Retype every entry word for word.
== RECORDS FOR THIS EXERCISE
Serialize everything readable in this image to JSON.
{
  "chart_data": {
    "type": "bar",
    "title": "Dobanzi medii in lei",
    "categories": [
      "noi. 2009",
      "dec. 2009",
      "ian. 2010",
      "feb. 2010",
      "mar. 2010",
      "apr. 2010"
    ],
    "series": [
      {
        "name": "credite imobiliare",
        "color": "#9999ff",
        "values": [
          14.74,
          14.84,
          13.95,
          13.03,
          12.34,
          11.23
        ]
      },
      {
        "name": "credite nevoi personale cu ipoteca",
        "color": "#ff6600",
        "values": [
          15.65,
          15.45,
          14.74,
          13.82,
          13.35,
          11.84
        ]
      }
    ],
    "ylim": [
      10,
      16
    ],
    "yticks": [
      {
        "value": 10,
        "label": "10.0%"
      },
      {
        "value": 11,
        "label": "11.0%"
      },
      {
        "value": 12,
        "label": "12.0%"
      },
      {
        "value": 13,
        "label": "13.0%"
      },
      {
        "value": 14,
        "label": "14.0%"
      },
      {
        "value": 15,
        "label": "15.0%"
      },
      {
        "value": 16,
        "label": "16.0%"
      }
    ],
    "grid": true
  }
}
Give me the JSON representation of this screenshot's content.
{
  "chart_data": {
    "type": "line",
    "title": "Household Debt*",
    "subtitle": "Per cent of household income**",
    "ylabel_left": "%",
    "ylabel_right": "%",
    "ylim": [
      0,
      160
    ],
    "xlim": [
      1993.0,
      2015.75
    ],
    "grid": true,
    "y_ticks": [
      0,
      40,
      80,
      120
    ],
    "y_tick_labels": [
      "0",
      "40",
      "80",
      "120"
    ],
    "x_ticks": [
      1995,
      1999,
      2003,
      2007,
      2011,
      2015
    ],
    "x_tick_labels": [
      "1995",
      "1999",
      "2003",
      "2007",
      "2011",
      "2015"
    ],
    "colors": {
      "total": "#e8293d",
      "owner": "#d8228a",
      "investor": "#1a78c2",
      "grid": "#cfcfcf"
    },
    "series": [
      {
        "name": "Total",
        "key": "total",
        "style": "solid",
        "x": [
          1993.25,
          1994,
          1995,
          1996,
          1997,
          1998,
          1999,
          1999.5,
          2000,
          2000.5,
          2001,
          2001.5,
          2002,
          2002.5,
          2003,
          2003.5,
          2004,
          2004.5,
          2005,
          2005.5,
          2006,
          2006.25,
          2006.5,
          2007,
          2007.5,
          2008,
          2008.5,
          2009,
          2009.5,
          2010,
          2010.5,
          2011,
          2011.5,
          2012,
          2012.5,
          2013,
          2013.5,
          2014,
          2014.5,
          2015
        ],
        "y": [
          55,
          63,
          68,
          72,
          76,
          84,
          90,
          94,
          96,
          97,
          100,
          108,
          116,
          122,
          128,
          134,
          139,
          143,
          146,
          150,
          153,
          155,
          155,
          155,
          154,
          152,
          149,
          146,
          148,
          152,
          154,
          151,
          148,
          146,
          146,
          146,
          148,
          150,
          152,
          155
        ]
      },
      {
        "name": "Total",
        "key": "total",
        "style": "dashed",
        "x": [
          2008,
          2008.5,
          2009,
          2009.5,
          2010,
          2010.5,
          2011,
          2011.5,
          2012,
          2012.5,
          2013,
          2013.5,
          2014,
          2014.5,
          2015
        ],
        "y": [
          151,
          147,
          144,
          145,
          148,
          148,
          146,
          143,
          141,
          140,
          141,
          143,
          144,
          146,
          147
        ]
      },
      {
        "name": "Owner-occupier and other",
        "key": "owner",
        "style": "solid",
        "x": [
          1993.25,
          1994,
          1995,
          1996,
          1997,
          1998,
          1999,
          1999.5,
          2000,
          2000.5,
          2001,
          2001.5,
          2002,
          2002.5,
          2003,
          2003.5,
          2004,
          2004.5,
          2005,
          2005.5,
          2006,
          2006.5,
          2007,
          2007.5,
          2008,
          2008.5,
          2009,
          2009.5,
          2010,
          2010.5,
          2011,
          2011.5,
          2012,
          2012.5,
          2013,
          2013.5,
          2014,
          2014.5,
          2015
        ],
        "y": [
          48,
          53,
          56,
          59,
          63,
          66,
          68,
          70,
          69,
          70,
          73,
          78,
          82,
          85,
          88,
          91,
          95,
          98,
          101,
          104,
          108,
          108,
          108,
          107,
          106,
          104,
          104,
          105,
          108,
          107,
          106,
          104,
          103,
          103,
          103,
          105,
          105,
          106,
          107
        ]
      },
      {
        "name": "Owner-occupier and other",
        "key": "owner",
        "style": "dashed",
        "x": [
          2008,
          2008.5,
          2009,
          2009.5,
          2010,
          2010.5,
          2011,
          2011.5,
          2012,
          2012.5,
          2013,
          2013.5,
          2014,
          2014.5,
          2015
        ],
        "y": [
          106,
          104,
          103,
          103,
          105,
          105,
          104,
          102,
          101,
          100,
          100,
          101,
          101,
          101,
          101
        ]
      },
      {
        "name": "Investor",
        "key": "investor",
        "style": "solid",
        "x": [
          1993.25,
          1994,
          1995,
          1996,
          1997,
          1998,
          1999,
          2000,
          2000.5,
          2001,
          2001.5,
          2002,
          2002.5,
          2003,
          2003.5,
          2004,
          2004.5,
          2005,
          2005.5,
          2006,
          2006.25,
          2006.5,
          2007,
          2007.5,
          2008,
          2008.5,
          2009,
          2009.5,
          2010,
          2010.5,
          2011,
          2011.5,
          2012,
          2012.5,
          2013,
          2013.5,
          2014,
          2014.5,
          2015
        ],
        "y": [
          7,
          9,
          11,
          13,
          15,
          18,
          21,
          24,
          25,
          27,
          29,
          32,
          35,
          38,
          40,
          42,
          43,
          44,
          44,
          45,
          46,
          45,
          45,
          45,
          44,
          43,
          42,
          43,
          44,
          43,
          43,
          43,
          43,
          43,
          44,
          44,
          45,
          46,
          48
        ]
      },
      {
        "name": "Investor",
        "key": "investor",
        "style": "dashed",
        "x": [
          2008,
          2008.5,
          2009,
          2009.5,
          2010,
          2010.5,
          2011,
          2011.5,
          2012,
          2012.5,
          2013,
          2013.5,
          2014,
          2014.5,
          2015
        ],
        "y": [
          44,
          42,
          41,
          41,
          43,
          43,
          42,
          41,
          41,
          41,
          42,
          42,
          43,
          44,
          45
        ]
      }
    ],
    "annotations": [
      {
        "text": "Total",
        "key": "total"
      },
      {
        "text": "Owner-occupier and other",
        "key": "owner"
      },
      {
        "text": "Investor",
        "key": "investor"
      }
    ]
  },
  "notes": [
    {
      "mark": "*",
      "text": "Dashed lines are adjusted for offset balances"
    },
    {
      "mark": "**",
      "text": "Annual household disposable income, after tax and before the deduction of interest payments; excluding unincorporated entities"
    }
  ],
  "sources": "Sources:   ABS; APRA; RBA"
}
====
## FULL SOLUTION:
Serialize everything readable in this image to JSON.
{
  "chart_data": {
    "type": "bar",
    "title": "Dobanzi medii in lei",
    "categories": [
      "noi. 2009",
      "dec. 2009",
      "ian. 2010",
      "feb. 2010",
      "mar. 2010",
      "apr. 2010"
    ],
    "series": [
      {
        "name": "credite imobiliare",
        "color": "#9999ff",
        "values": [
          14.74,
          14.84,
          13.95,
          13.03,
          12.34,
          11.23
        ]
      },
      {
        "name": "credite nevoi personale cu ipoteca",
        "color": "#ff6600",
        "values": [
          15.65,
          15.45,
          14.74,
          13.82,
          13.35,
          11.84
        ]
      }
    ],
    "ylim": [
      10,
      16
    ],
    "yticks": [
      {
        "value": 10,
        "label": "10.0%"
      },
      {
        "value": 11,
        "label": "11.0%"
      },
      {
        "value": 12,
        "label": "12.0%"
      },
      {
        "value": 13,
        "label": "13.0%"
      },
      {
        "value": 14,
        "label": "14.0%"
      },
      {
        "value": 15,
        "label": "15.0%"
      },
      {
        "value": 16,
        "label": "16.0%"
      }
    ],
    "grid": true
  }
}
Give me the JSON representation of this screenshot's content.
{
  "chart_data": {
    "type": "line",
    "title": "Household Debt*",
    "subtitle": "Per cent of household income**",
    "ylabel_left": "%",
    "ylabel_right": "%",
    "ylim": [
      0,
      160
    ],
    "xlim": [
      1993.0,
      2015.75
    ],
    "grid": true,
    "y_ticks": [
      0,
      40,
      80,
      120
    ],
    "y_tick_labels": [
      "0",
      "40",
      "80",
      "120"
    ],
    "x_ticks": [
      1995,
      1999,
      2003,
      2007,
      2011,
      2015
    ],
    "x_tick_labels": [
      "1995",
      "1999",
      "2003",
      "2007",
      "2011",
      "2015"
    ],
    "colors": {
      "total": "#e8293d",
      "owner": "#d8228a",
      "investor": "#1a78c2",
      "grid": "#cfcfcf"
    },
    "series": [
      {
        "name": "Total",
        "key": "total",
        "style": "solid",
        "x": [
          1993.25,
          1994,
          1995,
          1996,
          1997,
          1998,
          1999,
          1999.5,
          2000,
          2000.5,
          2001,
          2001.5,
          2002,
          2002.5,
          2003,
          2003.5,
          2004,
          2004.5,
          2005,
          2005.5,
          2006,
          2006.25,
          2006.5,
          2007,
          2007.5,
          2008,
          2008.5,
          2009,
          2009.5,
          2010,
          2010.5,
          2011,
          2011.5,
          2012,
          2012.5,
          2013,
          2013.5,
          2014,
          2014.5,
          2015
        ],
        "y": [
          55,
          63,
          68,
          72,
          76,
          84,
          90,
          94,
          96,
          97,
          100,
          108,
          116,
          122,
          128,
          134,
          139,
          143,
          146,
          150,
          153,
          155,
          155,
          155,
          154,
          152,
          149,
          146,
          148,
          152,
          154,
          151,
          148,
          146,
          146,
          146,
          148,
          150,
          152,
          155
        ]
      },
      {
        "name": "Total",
        "key": "total",
        "style": "dashed",
        "x": [
          2008,
          2008.5,
          2009,
          2009.5,
          2010,
          2010.5,
          2011,
          2011.5,
          2012,
          2012.5,
          2013,
          2013.5,
          2014,
          2014.5,
          2015
        ],
        "y": [
          151,
          147,
          144,
          145,
          148,
          148,
          146,
          143,
          141,
          140,
          141,
          143,
          144,
          146,
          147
        ]
      },
      {
        "name": "Owner-occupier and other",
        "key": "owner",
        "style": "solid",
        "x": [
          1993.25,
          1994,
          1995,
          1996,
          1997,
          1998,
          1999,
          1999.5,
          2000,
          2000.5,
          2001,
          2001.5,
          2002,
          2002.5,
          2003,
          2003.5,
          2004,
          2004.5,
          2005,
          2005.5,
          2006,
          2006.5,
          2007,
          2007.5,
          2008,
          2008.5,
          2009,
          2009.5,
          2010,
          2010.5,
          2011,
          2011.5,
          2012,
          2012.5,
          2013,
          2013.5,
          2014,
          2014.5,
          2015
        ],
        "y": [
          48,
          53,
          56,
          59,
          63,
          66,
          68,
          70,
          69,
          70,
          73,
          78,
          82,
          85,
          88,
          91,
          95,
          98,
          101,
          104,
          108,
          108,
          108,
          107,
          106,
          104,
          104,
          105,
          108,
          107,
          106,
          104,
          103,
          103,
          103,
          105,
          105,
          106,
          107
        ]
      },
      {
        "name": "Owner-occupier and other",
        "key": "owner",
        "style": "dashed",
        "x": [
          2008,
          2008.5,
          2009,
          2009.5,
          2010,
          2010.5,
          2011,
          2011.5,
          2012,
          2012.5,
          2013,
          2013.5,
          2014,
          2014.5,
          2015
        ],
        "y": [
          106,
          104,
          103,
          103,
          105,
          105,
          104,
          102,
          101,
          100,
          100,
          101,
          101,
          101,
          101
        ]
      },
      {
        "name": "Investor",
        "key": "investor",
        "style": "solid",
        "x": [
          1993.25,
          1994,
          1995,
          1996,
          1997,
          1998,
          1999,
          2000,
          2000.5,
          2001,
          2001.5,
          2002,
          2002.5,
          2003,
          2003.5,
          2004,
          2004.5,
          2005,
          2005.5,
          2006,
          2006.25,
          2006.5,
          2007,
          2007.5,
          2008,
          2008.5,
          2009,
          2009.5,
          2010,
          2010.5,
          2011,
          2011.5,
          2012,
          2012.5,
          2013,
          2013.5,
          2014,
          2014.5,
          2015
        ],
        "y": [
          7,
          9,
          11,
          13,
          15,
          18,
          21,
          24,
          25,
          27,
          29,
          32,
          35,
          38,
          40,
          42,
          43,
          44,
          44,
          45,
          46,
          45,
          45,
          45,
          44,
          43,
          42,
          43,
          44,
          43,
          43,
          43,
          43,
          43,
          44,
          44,
          45,
          46,
          48
        ]
      },
      {
        "name": "Investor",
        "key": "investor",
        "style": "dashed",
        "x": [
          2008,
          2008.5,
          2009,
          2009.5,
          2010,
          2010.5,
          2011,
          2011.5,
          2012,
          2012.5,
          2013,
          2013.5,
          2014,
          2014.5,
          2015
        ],
        "y": [
          44,
          42,
          41,
          41,
          43,
          43,
          42,
          41,
          41,
          41,
          42,
          42,
          43,
          44,
          45
        ]
      }
    ],
    "annotations": [
      {
        "text": "Total",
        "key": "total"
      },
      {
        "text": "Owner-occupier and other",
        "key": "owner"
      },
      {
        "text": "Investor",
        "key": "investor"
      }
    ]
  },
  "notes": [
    {
      "mark": "*",
      "text": "Dashed lines are adjusted for offset balances"
    },
    {
      "mark": "**",
      "text": "Annual household disposable income, after tax and before the deduction of interest payments; excluding unincorporated entities"
    }
  ],
  "sources": "Sources:   ABS; APRA; RBA"
}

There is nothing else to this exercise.